* [WHAT TO DO] Reproduce the records exactly.

* [RECORDS SHOWN]
»»

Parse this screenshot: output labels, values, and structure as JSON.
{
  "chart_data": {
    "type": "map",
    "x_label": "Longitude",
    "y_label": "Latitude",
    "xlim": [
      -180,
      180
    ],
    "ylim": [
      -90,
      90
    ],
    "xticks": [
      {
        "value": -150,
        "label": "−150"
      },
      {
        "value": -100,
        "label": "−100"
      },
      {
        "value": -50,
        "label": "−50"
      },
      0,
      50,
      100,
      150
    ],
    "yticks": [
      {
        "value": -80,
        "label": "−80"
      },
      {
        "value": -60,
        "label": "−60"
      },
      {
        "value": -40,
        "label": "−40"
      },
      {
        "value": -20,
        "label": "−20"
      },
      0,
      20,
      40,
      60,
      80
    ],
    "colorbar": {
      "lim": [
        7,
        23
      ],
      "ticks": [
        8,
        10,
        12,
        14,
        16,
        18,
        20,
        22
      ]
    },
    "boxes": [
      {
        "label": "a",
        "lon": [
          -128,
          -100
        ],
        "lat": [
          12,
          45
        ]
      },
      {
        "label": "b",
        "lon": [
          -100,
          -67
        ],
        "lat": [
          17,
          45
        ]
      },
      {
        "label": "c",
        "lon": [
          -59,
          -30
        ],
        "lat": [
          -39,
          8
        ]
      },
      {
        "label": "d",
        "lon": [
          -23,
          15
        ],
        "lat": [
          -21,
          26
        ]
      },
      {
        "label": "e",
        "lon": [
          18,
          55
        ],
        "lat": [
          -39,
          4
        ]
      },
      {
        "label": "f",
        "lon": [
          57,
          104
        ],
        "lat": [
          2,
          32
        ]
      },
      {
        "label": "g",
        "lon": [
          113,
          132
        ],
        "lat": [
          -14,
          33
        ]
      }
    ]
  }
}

««

* [ANSWER TO THIS PROBLEM]
Parse this screenshot: output labels, values, and structure as JSON.
{
  "chart_data": {
    "type": "map",
    "x_label": "Longitude",
    "y_label": "Latitude",
    "xlim": [
      -180,
      180
    ],
    "ylim": [
      -90,
      90
    ],
    "xticks": [
      {
        "value": -150,
        "label": "−150"
      },
      {
        "value": -100,
        "label": "−100"
      },
      {
        "value": -50,
        "label": "−50"
      },
      0,
      50,
      100,
      150
    ],
    "yticks": [
      {
        "value": -80,
        "label": "−80"
      },
      {
        "value": -60,
        "label": "−60"
      },
      {
        "value": -40,
        "label": "−40"
      },
      {
        "value": -20,
        "label": "−20"
      },
      0,
      20,
      40,
      60,
      80
    ],
    "colorbar": {
      "lim": [
        7,
        23
      ],
      "ticks": [
        8,
        10,
        12,
        14,
        16,
        18,
        20,
        22
      ]
    },
    "boxes": [
      {
        "label": "a",
        "lon": [
          -128,
          -100
        ],
        "lat": [
          12,
          45
        ]
      },
      {
        "label": "b",
        "lon": [
          -100,
          -67
        ],
        "lat": [
          17,
          45
        ]
      },
      {
        "label": "c",
        "lon": [
          -59,
          -30
        ],
        "lat": [
          -39,
          8
        ]
      },
      {
        "label": "d",
        "lon": [
          -23,
          15
        ],
        "lat": [
          -21,
          26
        ]
      },
      {
        "label": "e",
        "lon": [
          18,
          55
        ],
        "lat": [
          -39,
          4
        ]
      },
      {
        "label": "f",
        "lon": [
          57,
          104
        ],
        "lat": [
          2,
          32
        ]
      },
      {
        "label": "g",
        "lon": [
          113,
          132
        ],
        "lat": [
          -14,
          33
        ]
      }
    ]
  }
}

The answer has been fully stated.